Set exercise A → Using the passage on Duke's campus history, decide whether each statement agrees with it, giving yes or no plus the deciding words quoted from the passage: (i) Black students took over the Allen Building on February 13, 1969; (ii) Duke's endowment grew in 2009; (iii) an officially estimated 1.8 million people attended the January presidential inauguration.

Text segment →
━━━━━━━━━━━━━━━━

Fifty years ago, Duke students would have confronted a campus very much in turmoil, in keeping with the political mood of universities all across the country. America’s ethically dubious military involvement in Vietnam and the still unsolved issue of civil rights for all Americans plagued the consciences of many students who came of age in one of the most divisive eras in our nation’s history. Duke ultimately was forced to confront its own race problems when black students, fed up with the lack of institutional support given to them in the process of desegregating the University, took over the Allen Building on February 13, 1969. The tumultuous events of early 1969 on Duke’s bucolic Southern campus eventually resulted in the resignation of President Douglas Knight, who had called in the police to “control” the situation in Allen.
While 2009 seems like only yesterday, 2019 marks a decade since the era of Silly Bandz and Teach Me How to Dougie. Many current Duke undergraduates likely remember the monetary anxiety facing their parents during the Great Recession. The economic downturn—a decline in United State’s GDP caused by the subprime mortgage crisis and risky, predatory bank lending practices—sent ripples throughout the country as dramatic numbers of job losses ensued. Even Duke was not immune to this financial turmoil. In 2009, the endowment shrunk by $1.68 billion to $4.4 billion. Like many comparable universities feeling the pressure of the recession, this endowment diminution put Duke in a financially precarious position. However, ‘09 also offered a lot of hope for millions of Americans. In January, the world watched as the first African-American U.S. President was sworn into office. With an officially estimated 1.8 million in attendance, the inauguration shattered previous records for number of people gathered on the National Mall.
As undergraduates find their way back to campus via RDU and prepare for a semester of new courses, life is breathed back into campus again. The university has bared witness to decades of changes and new challenges, as have Duke students. While the future remains uncertain and we have no one of telling what on the horizon will greet us tomorrow, there is comfort in knowing that time and the University continues to march on relentlessly.

━━━━━━━━━━━━━━━━

Provided records →
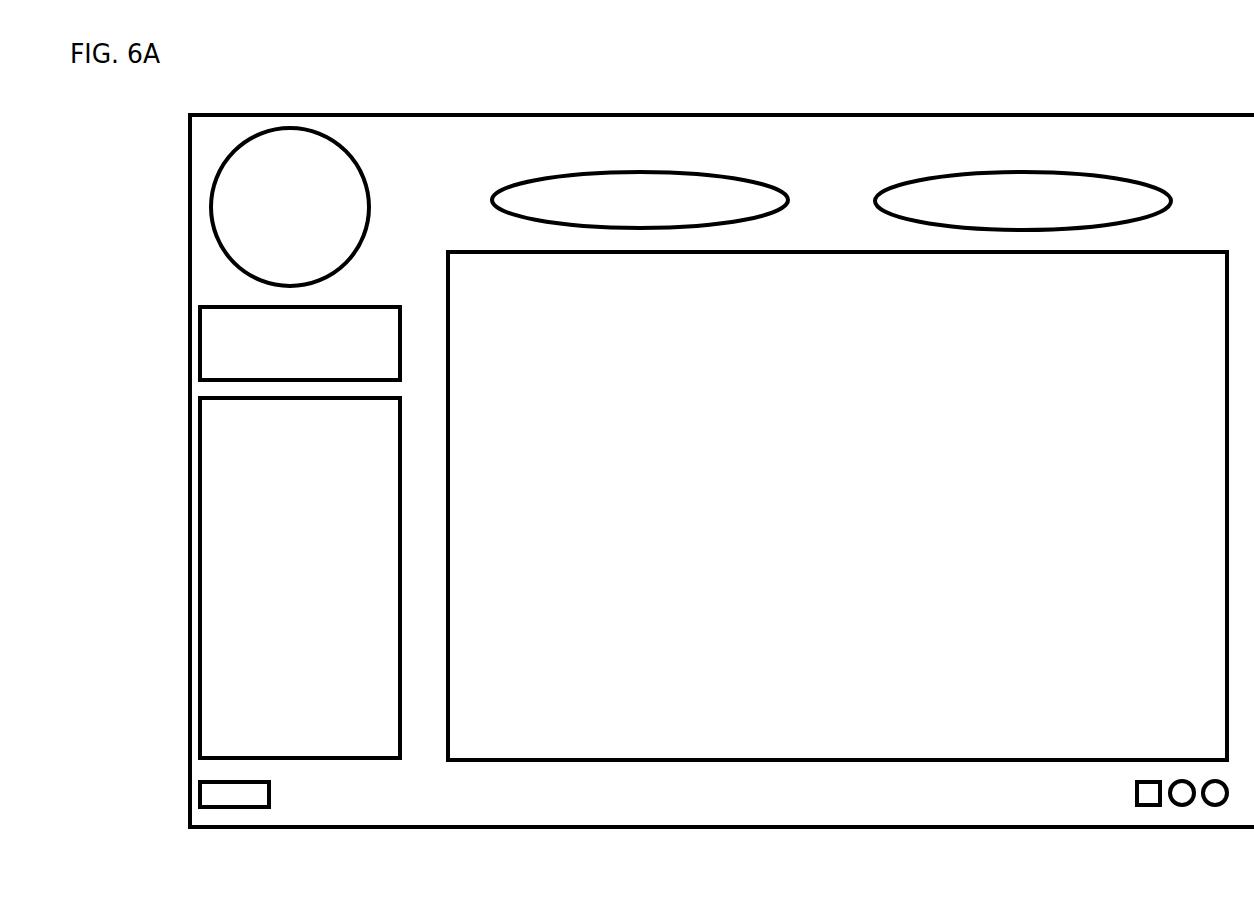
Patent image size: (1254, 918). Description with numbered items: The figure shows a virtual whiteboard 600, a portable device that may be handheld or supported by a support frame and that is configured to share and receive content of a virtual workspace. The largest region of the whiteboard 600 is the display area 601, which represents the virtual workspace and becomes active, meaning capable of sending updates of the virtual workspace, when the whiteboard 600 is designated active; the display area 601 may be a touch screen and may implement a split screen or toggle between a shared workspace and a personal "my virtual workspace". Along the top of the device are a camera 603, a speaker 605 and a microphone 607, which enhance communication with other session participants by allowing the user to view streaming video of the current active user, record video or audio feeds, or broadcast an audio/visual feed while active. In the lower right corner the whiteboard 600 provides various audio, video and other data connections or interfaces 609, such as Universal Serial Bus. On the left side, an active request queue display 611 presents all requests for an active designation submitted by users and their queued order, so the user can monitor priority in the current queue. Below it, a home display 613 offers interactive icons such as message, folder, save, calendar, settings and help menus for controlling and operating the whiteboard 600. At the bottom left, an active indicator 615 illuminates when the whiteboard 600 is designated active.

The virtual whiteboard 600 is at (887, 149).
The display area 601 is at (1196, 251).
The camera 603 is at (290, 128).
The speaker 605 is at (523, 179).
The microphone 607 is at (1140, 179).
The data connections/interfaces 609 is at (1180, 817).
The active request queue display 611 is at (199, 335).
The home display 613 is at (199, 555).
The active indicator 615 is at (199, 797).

━━━━━━━━━━━━━━━━

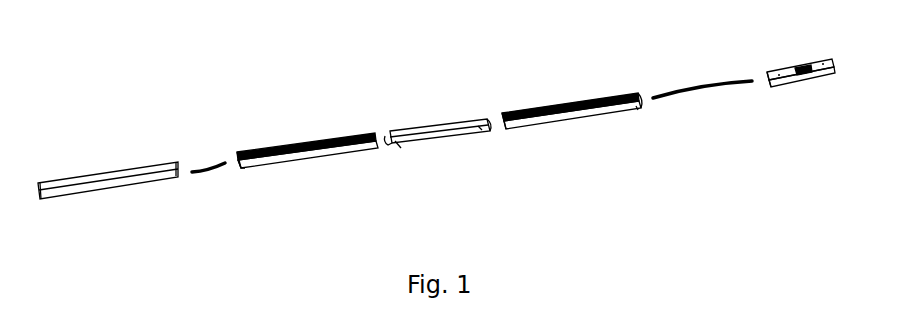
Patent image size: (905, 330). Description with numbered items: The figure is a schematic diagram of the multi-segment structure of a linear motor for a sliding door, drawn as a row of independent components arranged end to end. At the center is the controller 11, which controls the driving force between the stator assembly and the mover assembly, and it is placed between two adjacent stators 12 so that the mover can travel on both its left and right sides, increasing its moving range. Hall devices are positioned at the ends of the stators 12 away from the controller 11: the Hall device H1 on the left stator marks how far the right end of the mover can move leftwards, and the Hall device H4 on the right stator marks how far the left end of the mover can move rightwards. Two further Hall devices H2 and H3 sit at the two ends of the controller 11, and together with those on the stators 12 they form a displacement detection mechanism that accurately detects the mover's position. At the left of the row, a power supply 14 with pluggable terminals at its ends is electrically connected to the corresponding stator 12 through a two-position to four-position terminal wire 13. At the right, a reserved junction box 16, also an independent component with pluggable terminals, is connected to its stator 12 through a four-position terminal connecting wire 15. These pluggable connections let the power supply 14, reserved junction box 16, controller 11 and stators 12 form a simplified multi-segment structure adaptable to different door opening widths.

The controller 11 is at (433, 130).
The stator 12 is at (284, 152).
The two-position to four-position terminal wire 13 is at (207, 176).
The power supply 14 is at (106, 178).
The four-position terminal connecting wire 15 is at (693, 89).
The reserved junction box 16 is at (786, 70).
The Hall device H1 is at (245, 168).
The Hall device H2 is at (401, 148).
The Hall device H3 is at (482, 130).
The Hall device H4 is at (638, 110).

━━━━━━━━━━━━━━━━

Set exercise B → From the records, quote the part that opens with the line containing "Patent image size: (905, 330)." and closes with the line containing "The Hall device H4 is at (638, 110).".

Correct output A →
(i) Yes: "took over the Allen Building on February 13, 1969"
(ii) No: "In 2009, the endowment shrunk by $1.68 billion to $4.4 billion."
(iii) Yes: "With an officially estimated 1.8 million in attendance"

Correct output B →
Patent image size: (905, 330). Description with numbered items: The figure is a schematic diagram of the multi-segment structure of a linear motor for a sliding door, drawn as a row of independent components arranged end to end. At the center is the controller 11, which controls the driving force between the stator assembly and the mover assembly, and it is placed between two adjacent stators 12 so that the mover can travel on both its left and right sides, increasing its moving range. Hall devices are positioned at the ends of the stators 12 away from the controller 11: the Hall device H1 on the left stator marks how far the right end of the mover can move leftwards, and the Hall device H4 on the right stator marks how far the left end of the mover can move rightwards. Two further Hall devices H2 and H3 sit at the two ends of the controller 11, and together with those on the stators 12 they form a displacement detection mechanism that accurately detects the mover's position. At the left of the row, a power supply 14 with pluggable terminals at its ends is electrically connected to the corresponding stator 12 through a two-position to four-position terminal wire 13. At the right, a reserved junction box 16, also an independent component with pluggable terminals, is connected to its stator 12 through a four-position terminal connecting wire 15. These pluggable connections let the power supply 14, reserved junction box 16, controller 11 and stators 12 form a simplified multi-segment structure adaptable to different door opening widths.

The controller 11 is at (433, 130).
The stator 12 is at (284, 152).
The two-position to four-position terminal wire 13 is at (207, 176).
The power supply 14 is at (106, 178).
The four-position terminal connecting wire 15 is at (693, 89).
The reserved junction box 16 is at (786, 70).
The Hall device H1 is at (245, 168).
The Hall device H2 is at (401, 148).
The Hall device H3 is at (482, 130).
The Hall device H4 is at (638, 110).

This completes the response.